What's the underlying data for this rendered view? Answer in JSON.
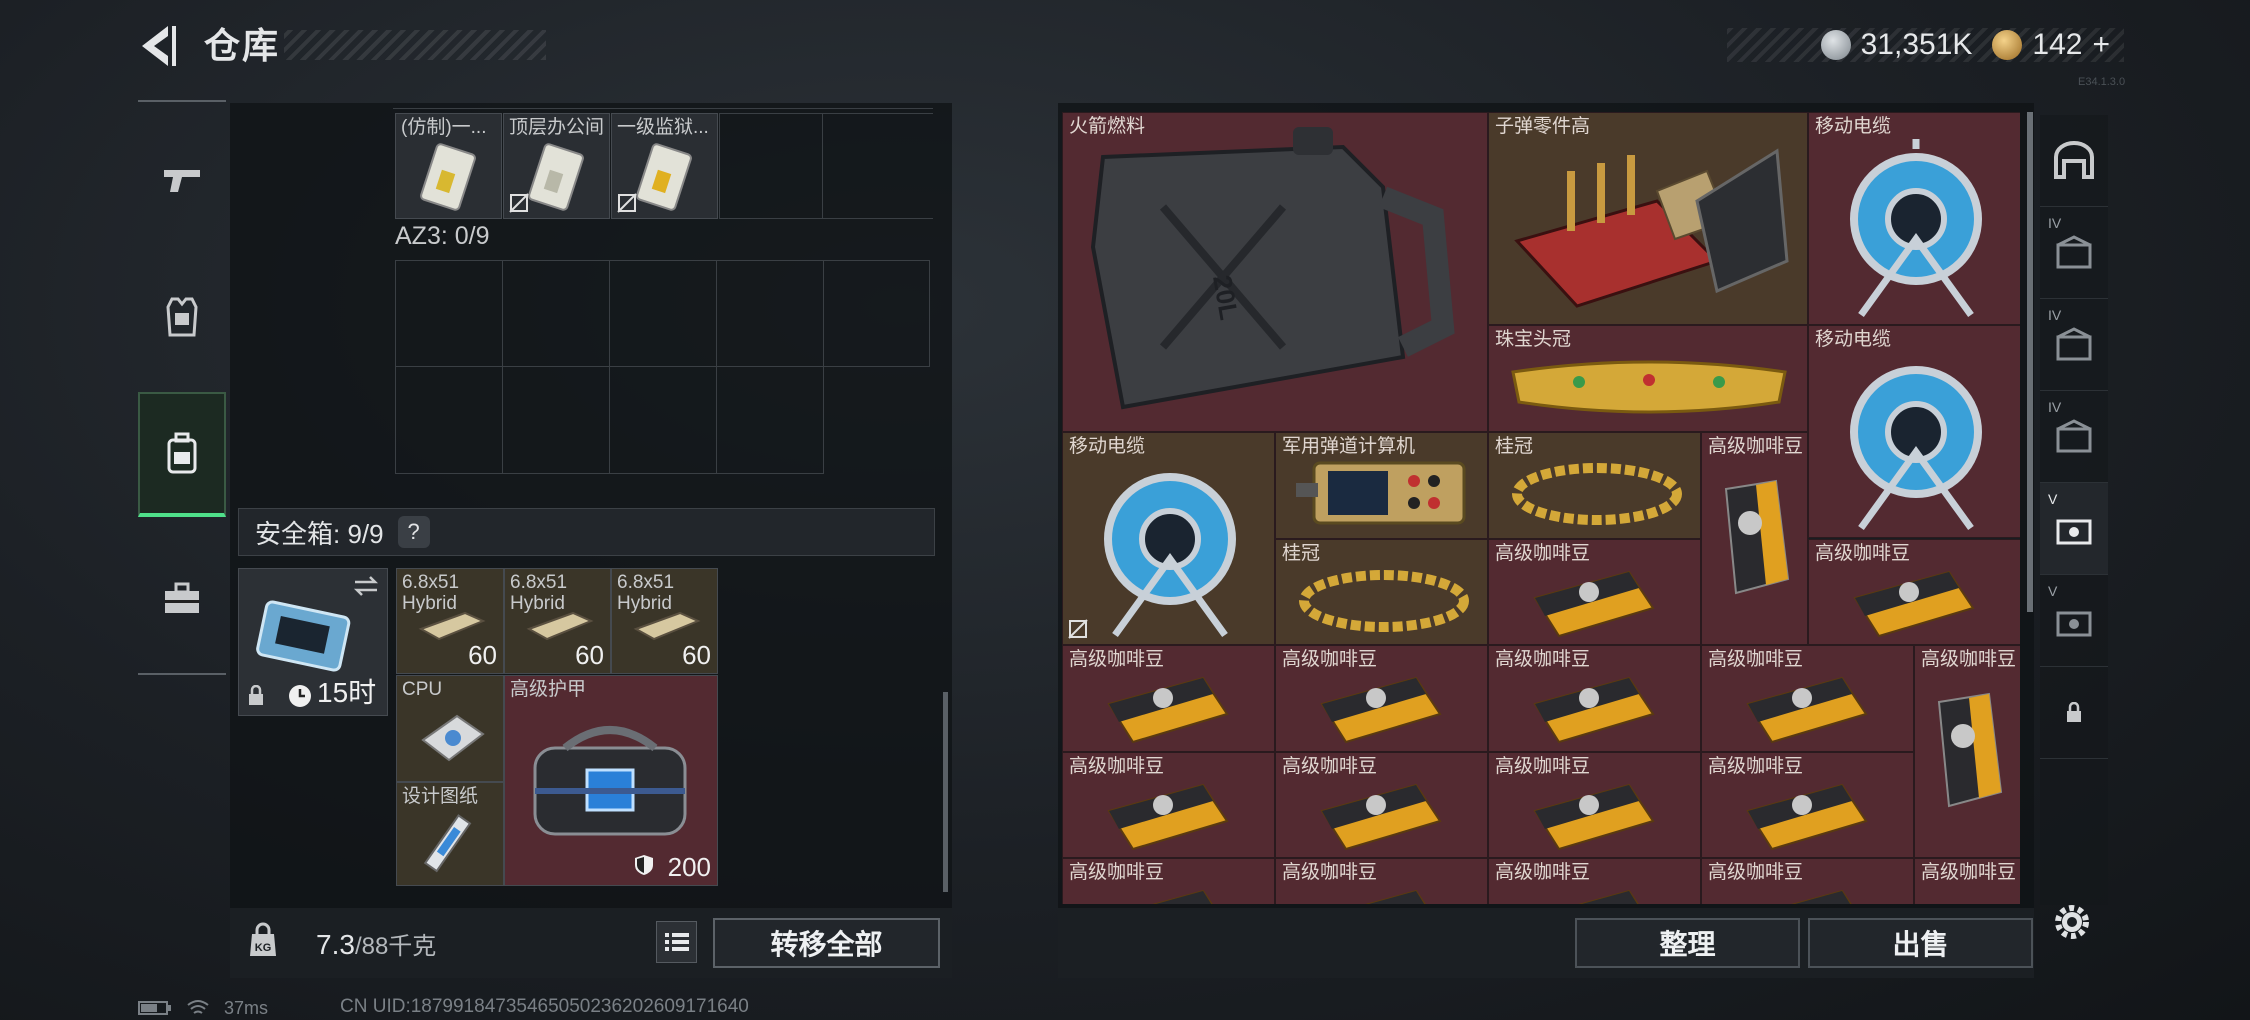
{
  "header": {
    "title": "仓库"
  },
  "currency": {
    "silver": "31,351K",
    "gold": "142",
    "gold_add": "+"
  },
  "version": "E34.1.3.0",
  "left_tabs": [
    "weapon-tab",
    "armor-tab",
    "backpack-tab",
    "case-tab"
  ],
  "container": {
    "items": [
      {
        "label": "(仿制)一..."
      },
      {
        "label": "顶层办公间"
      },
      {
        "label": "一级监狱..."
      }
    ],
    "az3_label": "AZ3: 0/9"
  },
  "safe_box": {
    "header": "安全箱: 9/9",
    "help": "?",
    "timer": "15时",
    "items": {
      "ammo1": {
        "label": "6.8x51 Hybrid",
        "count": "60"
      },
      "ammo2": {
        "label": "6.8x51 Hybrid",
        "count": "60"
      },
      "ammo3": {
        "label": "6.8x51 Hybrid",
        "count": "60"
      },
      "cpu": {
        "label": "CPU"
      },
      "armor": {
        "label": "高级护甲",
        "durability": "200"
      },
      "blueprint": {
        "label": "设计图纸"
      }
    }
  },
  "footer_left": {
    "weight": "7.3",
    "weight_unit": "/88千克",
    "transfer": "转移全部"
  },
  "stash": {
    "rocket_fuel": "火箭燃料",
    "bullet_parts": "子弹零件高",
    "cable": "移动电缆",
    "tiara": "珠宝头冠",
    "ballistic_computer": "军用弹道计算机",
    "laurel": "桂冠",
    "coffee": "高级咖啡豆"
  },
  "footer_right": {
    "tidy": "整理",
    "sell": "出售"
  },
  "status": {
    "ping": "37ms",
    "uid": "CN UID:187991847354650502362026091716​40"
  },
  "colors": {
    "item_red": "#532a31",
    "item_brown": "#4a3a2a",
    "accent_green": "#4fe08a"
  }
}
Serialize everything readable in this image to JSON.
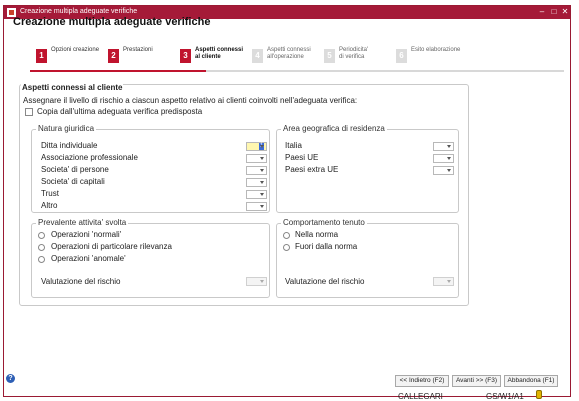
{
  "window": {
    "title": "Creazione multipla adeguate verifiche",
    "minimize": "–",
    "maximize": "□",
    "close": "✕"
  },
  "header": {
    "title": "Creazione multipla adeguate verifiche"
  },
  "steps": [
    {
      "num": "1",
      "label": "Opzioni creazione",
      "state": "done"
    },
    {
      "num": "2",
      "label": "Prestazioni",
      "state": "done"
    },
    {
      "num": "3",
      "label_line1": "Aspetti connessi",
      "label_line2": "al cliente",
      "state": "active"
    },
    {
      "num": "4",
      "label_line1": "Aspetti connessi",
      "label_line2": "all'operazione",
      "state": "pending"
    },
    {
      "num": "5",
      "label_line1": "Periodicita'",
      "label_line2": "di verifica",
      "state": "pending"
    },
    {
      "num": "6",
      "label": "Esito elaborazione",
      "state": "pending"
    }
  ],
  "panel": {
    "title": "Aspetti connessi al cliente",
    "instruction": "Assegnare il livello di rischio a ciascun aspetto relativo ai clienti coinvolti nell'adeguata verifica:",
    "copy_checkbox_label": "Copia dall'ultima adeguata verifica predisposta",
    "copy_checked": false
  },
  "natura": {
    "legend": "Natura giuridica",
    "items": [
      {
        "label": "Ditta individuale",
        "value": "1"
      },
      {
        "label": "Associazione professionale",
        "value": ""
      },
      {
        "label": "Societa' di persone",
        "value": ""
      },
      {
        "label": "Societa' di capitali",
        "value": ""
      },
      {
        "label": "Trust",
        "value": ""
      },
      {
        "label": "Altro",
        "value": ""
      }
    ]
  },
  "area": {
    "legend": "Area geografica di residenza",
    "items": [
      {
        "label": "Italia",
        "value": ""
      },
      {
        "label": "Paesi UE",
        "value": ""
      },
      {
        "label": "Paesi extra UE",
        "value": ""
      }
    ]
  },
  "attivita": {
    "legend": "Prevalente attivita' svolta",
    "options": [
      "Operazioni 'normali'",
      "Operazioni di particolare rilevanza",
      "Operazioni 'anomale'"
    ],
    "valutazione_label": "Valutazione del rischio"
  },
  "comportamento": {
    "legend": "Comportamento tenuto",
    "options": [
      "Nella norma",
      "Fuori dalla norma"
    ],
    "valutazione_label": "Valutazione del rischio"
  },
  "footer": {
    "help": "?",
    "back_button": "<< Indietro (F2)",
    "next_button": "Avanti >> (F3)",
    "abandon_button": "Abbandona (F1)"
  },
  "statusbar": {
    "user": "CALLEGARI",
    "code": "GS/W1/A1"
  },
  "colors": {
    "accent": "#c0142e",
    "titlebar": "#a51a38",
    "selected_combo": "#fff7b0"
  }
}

> Requirement
Send back the data above word for word, with the pictures left out.

> Completed exercise
What's the underlying data for this rendered view? Answer in JSON.
{
  "header": {
    "title": "仓库"
  },
  "currency": {
    "silver": "31,351K",
    "gold": "142",
    "gold_add": "+"
  },
  "version": "E34.1.3.0",
  "left_tabs": [
    "weapon-tab",
    "armor-tab",
    "backpack-tab",
    "case-tab"
  ],
  "container": {
    "items": [
      {
        "label": "(仿制)一..."
      },
      {
        "label": "顶层办公间"
      },
      {
        "label": "一级监狱..."
      }
    ],
    "az3_label": "AZ3: 0/9"
  },
  "safe_box": {
    "header": "安全箱: 9/9",
    "help": "?",
    "timer": "15时",
    "items": {
      "ammo1": {
        "label": "6.8x51 Hybrid",
        "count": "60"
      },
      "ammo2": {
        "label": "6.8x51 Hybrid",
        "count": "60"
      },
      "ammo3": {
        "label": "6.8x51 Hybrid",
        "count": "60"
      },
      "cpu": {
        "label": "CPU"
      },
      "armor": {
        "label": "高级护甲",
        "durability": "200"
      },
      "blueprint": {
        "label": "设计图纸"
      }
    }
  },
  "footer_left": {
    "weight": "7.3",
    "weight_unit": "/88千克",
    "transfer": "转移全部"
  },
  "stash": {
    "rocket_fuel": "火箭燃料",
    "bullet_parts": "子弹零件高",
    "cable": "移动电缆",
    "tiara": "珠宝头冠",
    "ballistic_computer": "军用弹道计算机",
    "laurel": "桂冠",
    "coffee": "高级咖啡豆"
  },
  "footer_right": {
    "tidy": "整理",
    "sell": "出售"
  },
  "status": {
    "ping": "37ms",
    "uid": "CN UID:187991847354650502362026091716​40"
  },
  "colors": {
    "item_red": "#532a31",
    "item_brown": "#4a3a2a",
    "accent_green": "#4fe08a"
  }
}
Serialize everything readable in this image to JSON.
{
  "window": {
    "title": "Creazione multipla adeguate verifiche",
    "minimize": "–",
    "maximize": "□",
    "close": "✕"
  },
  "header": {
    "title": "Creazione multipla adeguate verifiche"
  },
  "steps": [
    {
      "num": "1",
      "label": "Opzioni creazione",
      "state": "done"
    },
    {
      "num": "2",
      "label": "Prestazioni",
      "state": "done"
    },
    {
      "num": "3",
      "label_line1": "Aspetti connessi",
      "label_line2": "al cliente",
      "state": "active"
    },
    {
      "num": "4",
      "label_line1": "Aspetti connessi",
      "label_line2": "all'operazione",
      "state": "pending"
    },
    {
      "num": "5",
      "label_line1": "Periodicita'",
      "label_line2": "di verifica",
      "state": "pending"
    },
    {
      "num": "6",
      "label": "Esito elaborazione",
      "state": "pending"
    }
  ],
  "panel": {
    "title": "Aspetti connessi al cliente",
    "instruction": "Assegnare il livello di rischio a ciascun aspetto relativo ai clienti coinvolti nell'adeguata verifica:",
    "copy_checkbox_label": "Copia dall'ultima adeguata verifica predisposta",
    "copy_checked": false
  },
  "natura": {
    "legend": "Natura giuridica",
    "items": [
      {
        "label": "Ditta individuale",
        "value": "1"
      },
      {
        "label": "Associazione professionale",
        "value": ""
      },
      {
        "label": "Societa' di persone",
        "value": ""
      },
      {
        "label": "Societa' di capitali",
        "value": ""
      },
      {
        "label": "Trust",
        "value": ""
      },
      {
        "label": "Altro",
        "value": ""
      }
    ]
  },
  "area": {
    "legend": "Area geografica di residenza",
    "items": [
      {
        "label": "Italia",
        "value": ""
      },
      {
        "label": "Paesi UE",
        "value": ""
      },
      {
        "label": "Paesi extra UE",
        "value": ""
      }
    ]
  },
  "attivita": {
    "legend": "Prevalente attivita' svolta",
    "options": [
      "Operazioni 'normali'",
      "Operazioni di particolare rilevanza",
      "Operazioni 'anomale'"
    ],
    "valutazione_label": "Valutazione del rischio"
  },
  "comportamento": {
    "legend": "Comportamento tenuto",
    "options": [
      "Nella norma",
      "Fuori dalla norma"
    ],
    "valutazione_label": "Valutazione del rischio"
  },
  "footer": {
    "help": "?",
    "back_button": "<< Indietro (F2)",
    "next_button": "Avanti >> (F3)",
    "abandon_button": "Abbandona (F1)"
  },
  "statusbar": {
    "user": "CALLEGARI",
    "code": "GS/W1/A1"
  },
  "colors": {
    "accent": "#c0142e",
    "titlebar": "#a51a38",
    "selected_combo": "#fff7b0"
  }
}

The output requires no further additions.